* begin SUPPLIED INFORMATION *
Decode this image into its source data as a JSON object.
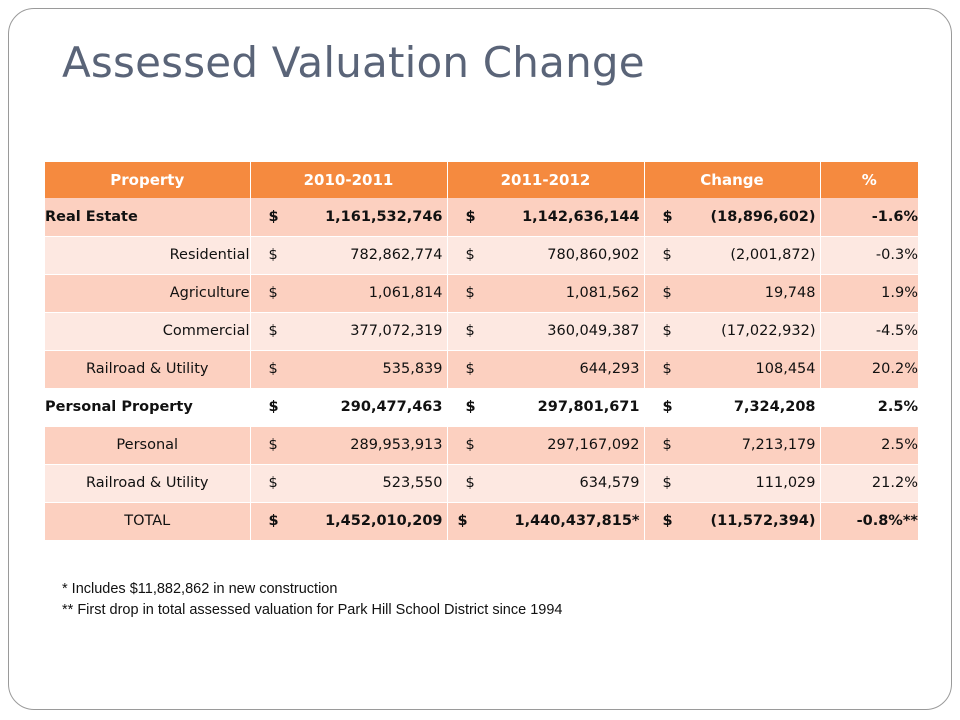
{
  "title": "Assessed Valuation Change",
  "table": {
    "headers": [
      "Property",
      "2010-2011",
      "2011-2012",
      "Change",
      "%"
    ],
    "currency_symbol": "$",
    "rows": [
      {
        "label": "Real Estate",
        "v2010": "1,161,532,746",
        "v2011": "1,142,636,144",
        "change": "(18,896,602)",
        "pct": "-1.6%"
      },
      {
        "label": "Residential",
        "v2010": "782,862,774",
        "v2011": "780,860,902",
        "change": "(2,001,872)",
        "pct": "-0.3%"
      },
      {
        "label": "Agriculture",
        "v2010": "1,061,814",
        "v2011": "1,081,562",
        "change": "19,748",
        "pct": "1.9%"
      },
      {
        "label": "Commercial",
        "v2010": "377,072,319",
        "v2011": "360,049,387",
        "change": "(17,022,932)",
        "pct": "-4.5%"
      },
      {
        "label": "Railroad & Utility",
        "v2010": "535,839",
        "v2011": "644,293",
        "change": "108,454",
        "pct": "20.2%"
      },
      {
        "label": "Personal Property",
        "v2010": "290,477,463",
        "v2011": "297,801,671",
        "change": "7,324,208",
        "pct": "2.5%"
      },
      {
        "label": "Personal",
        "v2010": "289,953,913",
        "v2011": "297,167,092",
        "change": "7,213,179",
        "pct": "2.5%"
      },
      {
        "label": "Railroad & Utility",
        "v2010": "523,550",
        "v2011": "634,579",
        "change": "111,029",
        "pct": "21.2%"
      },
      {
        "label": "TOTAL",
        "v2010": "1,452,010,209",
        "v2011": "1,440,437,815*",
        "change": "(11,572,394)",
        "pct": "-0.8%**"
      }
    ]
  },
  "footnotes": [
    "* Includes $11,882,862 in new construction",
    "** First drop in total assessed valuation for Park Hill School District since 1994"
  ],
  "colors": {
    "header_bg": "#f58a3f",
    "row_dark": "#fcd0c0",
    "row_light": "#fde8e1",
    "title": "#5a6478"
  }
}
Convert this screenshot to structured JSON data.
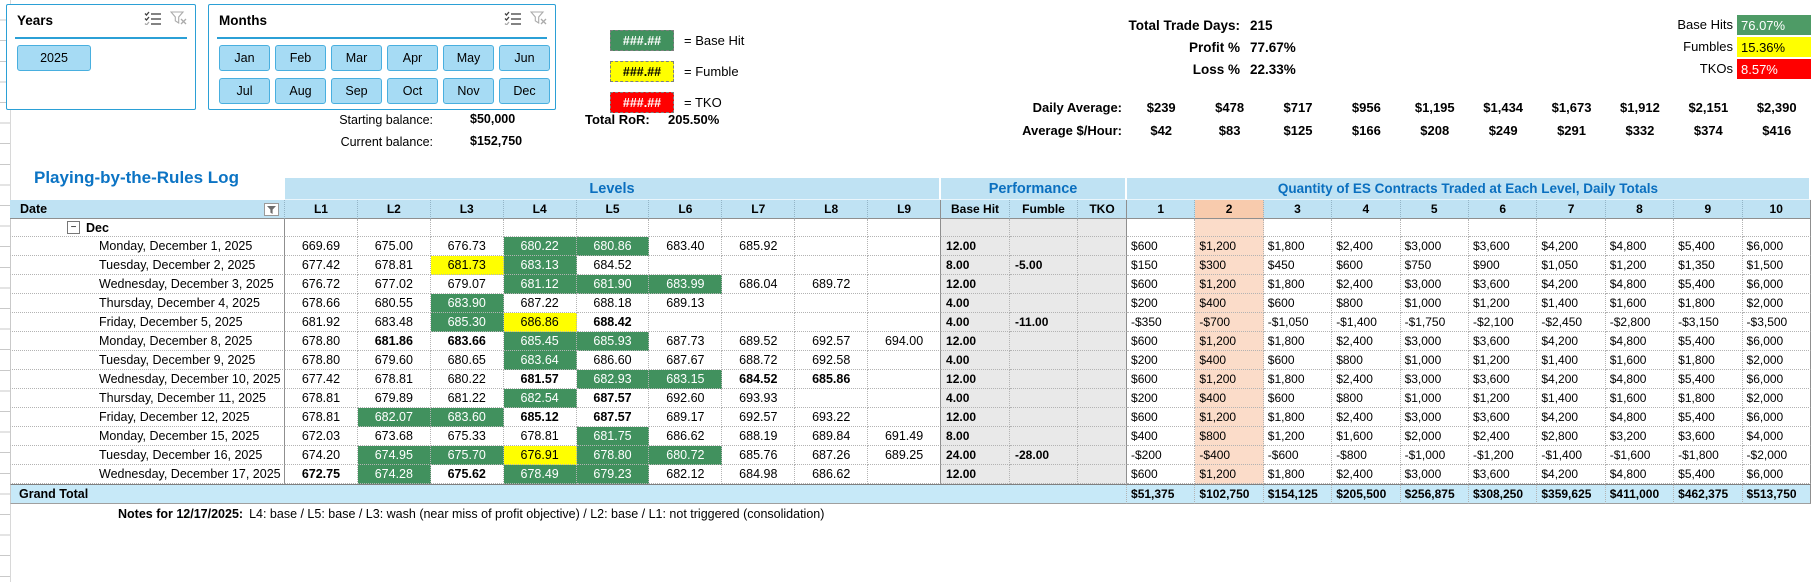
{
  "slicers": {
    "years": {
      "title": "Years",
      "items": [
        "2025"
      ]
    },
    "months": {
      "title": "Months",
      "items": [
        "Jan",
        "Feb",
        "Mar",
        "Apr",
        "May",
        "Jun",
        "Jul",
        "Aug",
        "Sep",
        "Oct",
        "Nov",
        "Dec"
      ]
    }
  },
  "legend": {
    "items": [
      {
        "sample": "###.##",
        "label": "= Base Hit",
        "color": "#41915E"
      },
      {
        "sample": "###.##",
        "label": "= Fumble",
        "color": "#FFFF00"
      },
      {
        "sample": "###.##",
        "label": "= TKO",
        "color": "#FF0000"
      }
    ]
  },
  "balances": {
    "starting_label": "Starting balance:",
    "starting_value": "$50,000",
    "current_label": "Current balance:",
    "current_value": "$152,750",
    "ror_label": "Total RoR:",
    "ror_value": "205.50%"
  },
  "stats": {
    "rows": [
      {
        "label": "Total Trade Days:",
        "value": "215"
      },
      {
        "label": "Profit %",
        "value": "77.67%"
      },
      {
        "label": "Loss %",
        "value": "22.33%"
      }
    ],
    "badges": [
      {
        "label": "Base Hits",
        "value": "76.07%",
        "color": "#4E9B66"
      },
      {
        "label": "Fumbles",
        "value": "15.36%",
        "color": "#FFFF00"
      },
      {
        "label": "TKOs",
        "value": "8.57%",
        "color": "#FF0000"
      }
    ]
  },
  "averages": {
    "daily_label": "Daily Average:",
    "daily_values": [
      "$239",
      "$478",
      "$717",
      "$956",
      "$1,195",
      "$1,434",
      "$1,673",
      "$1,912",
      "$2,151",
      "$2,390"
    ],
    "hour_label": "Average $/Hour:",
    "hour_values": [
      "$42",
      "$83",
      "$125",
      "$166",
      "$208",
      "$249",
      "$291",
      "$332",
      "$374",
      "$416"
    ]
  },
  "table": {
    "title": "Playing-by-the-Rules Log",
    "groups": {
      "levels": "Levels",
      "performance": "Performance",
      "quantity": "Quantity of ES Contracts Traded at Each Level, Daily Totals"
    },
    "columns": {
      "date": "Date",
      "levels": [
        "L1",
        "L2",
        "L3",
        "L4",
        "L5",
        "L6",
        "L7",
        "L8",
        "L9"
      ],
      "performance": [
        "Base Hit",
        "Fumble",
        "TKO"
      ],
      "quantities": [
        "1",
        "2",
        "3",
        "4",
        "5",
        "6",
        "7",
        "8",
        "9",
        "10"
      ]
    },
    "group_row_label": "Dec",
    "rows": [
      {
        "date": "Monday, December 1, 2025",
        "lv": [
          [
            "669.69",
            ""
          ],
          [
            "675.00",
            ""
          ],
          [
            "676.73",
            ""
          ],
          [
            "680.22",
            "g"
          ],
          [
            "680.86",
            "g"
          ],
          [
            "683.40",
            ""
          ],
          [
            "685.92",
            ""
          ],
          null,
          null
        ],
        "bh": "12.00",
        "fu": "",
        "tk": "",
        "dol": [
          "$600",
          "$1,200",
          "$1,800",
          "$2,400",
          "$3,000",
          "$3,600",
          "$4,200",
          "$4,800",
          "$5,400",
          "$6,000"
        ]
      },
      {
        "date": "Tuesday, December 2, 2025",
        "lv": [
          [
            "677.42",
            ""
          ],
          [
            "678.81",
            ""
          ],
          [
            "681.73",
            "y"
          ],
          [
            "683.13",
            "g"
          ],
          [
            "684.52",
            ""
          ],
          null,
          null,
          null,
          null
        ],
        "bh": "8.00",
        "fu": "-5.00",
        "tk": "",
        "dol": [
          "$150",
          "$300",
          "$450",
          "$600",
          "$750",
          "$900",
          "$1,050",
          "$1,200",
          "$1,350",
          "$1,500"
        ]
      },
      {
        "date": "Wednesday, December 3, 2025",
        "lv": [
          [
            "676.72",
            ""
          ],
          [
            "677.02",
            ""
          ],
          [
            "679.07",
            ""
          ],
          [
            "681.12",
            "g"
          ],
          [
            "681.90",
            "g"
          ],
          [
            "683.99",
            "g"
          ],
          [
            "686.04",
            ""
          ],
          [
            "689.72",
            ""
          ],
          null
        ],
        "bh": "12.00",
        "fu": "",
        "tk": "",
        "dol": [
          "$600",
          "$1,200",
          "$1,800",
          "$2,400",
          "$3,000",
          "$3,600",
          "$4,200",
          "$4,800",
          "$5,400",
          "$6,000"
        ]
      },
      {
        "date": "Thursday, December 4, 2025",
        "lv": [
          [
            "678.66",
            ""
          ],
          [
            "680.55",
            ""
          ],
          [
            "683.90",
            "g"
          ],
          [
            "687.22",
            ""
          ],
          [
            "688.18",
            ""
          ],
          [
            "689.13",
            ""
          ],
          null,
          null,
          null
        ],
        "bh": "4.00",
        "fu": "",
        "tk": "",
        "dol": [
          "$200",
          "$400",
          "$600",
          "$800",
          "$1,000",
          "$1,200",
          "$1,400",
          "$1,600",
          "$1,800",
          "$2,000"
        ]
      },
      {
        "date": "Friday, December 5, 2025",
        "lv": [
          [
            "681.92",
            ""
          ],
          [
            "683.48",
            ""
          ],
          [
            "685.30",
            "g"
          ],
          [
            "686.86",
            "y"
          ],
          [
            "688.42",
            "b"
          ],
          null,
          null,
          null,
          null
        ],
        "bh": "4.00",
        "fu": "-11.00",
        "tk": "",
        "dol": [
          "-$350",
          "-$700",
          "-$1,050",
          "-$1,400",
          "-$1,750",
          "-$2,100",
          "-$2,450",
          "-$2,800",
          "-$3,150",
          "-$3,500"
        ]
      },
      {
        "date": "Monday, December 8, 2025",
        "lv": [
          [
            "678.80",
            ""
          ],
          [
            "681.86",
            "b"
          ],
          [
            "683.66",
            "b"
          ],
          [
            "685.45",
            "g"
          ],
          [
            "685.93",
            "g"
          ],
          [
            "687.73",
            ""
          ],
          [
            "689.52",
            ""
          ],
          [
            "692.57",
            ""
          ],
          [
            "694.00",
            ""
          ]
        ],
        "bh": "12.00",
        "fu": "",
        "tk": "",
        "dol": [
          "$600",
          "$1,200",
          "$1,800",
          "$2,400",
          "$3,000",
          "$3,600",
          "$4,200",
          "$4,800",
          "$5,400",
          "$6,000"
        ]
      },
      {
        "date": "Tuesday, December 9, 2025",
        "lv": [
          [
            "678.80",
            ""
          ],
          [
            "679.60",
            ""
          ],
          [
            "680.65",
            ""
          ],
          [
            "683.64",
            "g"
          ],
          [
            "686.60",
            ""
          ],
          [
            "687.67",
            ""
          ],
          [
            "688.72",
            ""
          ],
          [
            "692.58",
            ""
          ],
          null
        ],
        "bh": "4.00",
        "fu": "",
        "tk": "",
        "dol": [
          "$200",
          "$400",
          "$600",
          "$800",
          "$1,000",
          "$1,200",
          "$1,400",
          "$1,600",
          "$1,800",
          "$2,000"
        ]
      },
      {
        "date": "Wednesday, December 10, 2025",
        "lv": [
          [
            "677.42",
            ""
          ],
          [
            "678.81",
            ""
          ],
          [
            "680.22",
            ""
          ],
          [
            "681.57",
            "b"
          ],
          [
            "682.93",
            "g"
          ],
          [
            "683.15",
            "g"
          ],
          [
            "684.52",
            "b"
          ],
          [
            "685.86",
            "b"
          ],
          null
        ],
        "bh": "12.00",
        "fu": "",
        "tk": "",
        "dol": [
          "$600",
          "$1,200",
          "$1,800",
          "$2,400",
          "$3,000",
          "$3,600",
          "$4,200",
          "$4,800",
          "$5,400",
          "$6,000"
        ]
      },
      {
        "date": "Thursday, December 11, 2025",
        "lv": [
          [
            "678.81",
            ""
          ],
          [
            "679.89",
            ""
          ],
          [
            "681.22",
            ""
          ],
          [
            "682.54",
            "g"
          ],
          [
            "687.57",
            "b"
          ],
          [
            "692.60",
            ""
          ],
          [
            "693.93",
            ""
          ],
          null,
          null
        ],
        "bh": "4.00",
        "fu": "",
        "tk": "",
        "dol": [
          "$200",
          "$400",
          "$600",
          "$800",
          "$1,000",
          "$1,200",
          "$1,400",
          "$1,600",
          "$1,800",
          "$2,000"
        ]
      },
      {
        "date": "Friday, December 12, 2025",
        "lv": [
          [
            "678.81",
            ""
          ],
          [
            "682.07",
            "g"
          ],
          [
            "683.60",
            "g"
          ],
          [
            "685.12",
            "b"
          ],
          [
            "687.57",
            "b"
          ],
          [
            "689.17",
            ""
          ],
          [
            "692.57",
            ""
          ],
          [
            "693.22",
            ""
          ],
          null
        ],
        "bh": "12.00",
        "fu": "",
        "tk": "",
        "dol": [
          "$600",
          "$1,200",
          "$1,800",
          "$2,400",
          "$3,000",
          "$3,600",
          "$4,200",
          "$4,800",
          "$5,400",
          "$6,000"
        ]
      },
      {
        "date": "Monday, December 15, 2025",
        "lv": [
          [
            "672.03",
            ""
          ],
          [
            "673.68",
            ""
          ],
          [
            "675.33",
            ""
          ],
          [
            "678.81",
            ""
          ],
          [
            "681.75",
            "g"
          ],
          [
            "686.62",
            ""
          ],
          [
            "688.19",
            ""
          ],
          [
            "689.84",
            ""
          ],
          [
            "691.49",
            ""
          ]
        ],
        "bh": "8.00",
        "fu": "",
        "tk": "",
        "dol": [
          "$400",
          "$800",
          "$1,200",
          "$1,600",
          "$2,000",
          "$2,400",
          "$2,800",
          "$3,200",
          "$3,600",
          "$4,000"
        ]
      },
      {
        "date": "Tuesday, December 16, 2025",
        "lv": [
          [
            "674.20",
            ""
          ],
          [
            "674.95",
            "g"
          ],
          [
            "675.70",
            "g"
          ],
          [
            "676.91",
            "y"
          ],
          [
            "678.80",
            "g"
          ],
          [
            "680.72",
            "g"
          ],
          [
            "685.76",
            ""
          ],
          [
            "687.26",
            ""
          ],
          [
            "689.25",
            ""
          ]
        ],
        "bh": "24.00",
        "fu": "-28.00",
        "tk": "",
        "dol": [
          "-$200",
          "-$400",
          "-$600",
          "-$800",
          "-$1,000",
          "-$1,200",
          "-$1,400",
          "-$1,600",
          "-$1,800",
          "-$2,000"
        ]
      },
      {
        "date": "Wednesday, December 17, 2025",
        "lv": [
          [
            "672.75",
            "b"
          ],
          [
            "674.28",
            "g"
          ],
          [
            "675.62",
            "b"
          ],
          [
            "678.49",
            "g"
          ],
          [
            "679.23",
            "g"
          ],
          [
            "682.12",
            ""
          ],
          [
            "684.98",
            ""
          ],
          [
            "686.62",
            ""
          ],
          null
        ],
        "bh": "12.00",
        "fu": "",
        "tk": "",
        "dol": [
          "$600",
          "$1,200",
          "$1,800",
          "$2,400",
          "$3,000",
          "$3,600",
          "$4,200",
          "$4,800",
          "$5,400",
          "$6,000"
        ]
      }
    ],
    "grand_total": {
      "label": "Grand Total",
      "dollars": [
        "$51,375",
        "$102,750",
        "$154,125",
        "$205,500",
        "$256,875",
        "$308,250",
        "$359,625",
        "$411,000",
        "$462,375",
        "$513,750"
      ]
    },
    "notes_label": "Notes for 12/17/2025:",
    "notes_text": "L4: base / L5: base /  L3: wash (near miss of profit objective) / L2: base / L1: not triggered (consolidation)"
  },
  "colors": {
    "base_hit_green": "#41915E",
    "fumble_yellow": "#FFFF00",
    "tko_red": "#FF0000",
    "header_blue_bg": "#BFE2F3",
    "header_blue_text": "#0A6FBF",
    "highlight_column_peach": "#FBDCC9",
    "highlight_header_peach": "#F8CBAD",
    "slicer_blue": "#A6DBF4",
    "grand_total_bg": "#C7E9F8"
  }
}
* end SUPPLIED INFORMATION *
* [WHAT THE TASK ASKS]: Reply with the number of lines in the preceding entries that contain "Tuesday", and no other words.

* [FINISHED ANSWER]: 3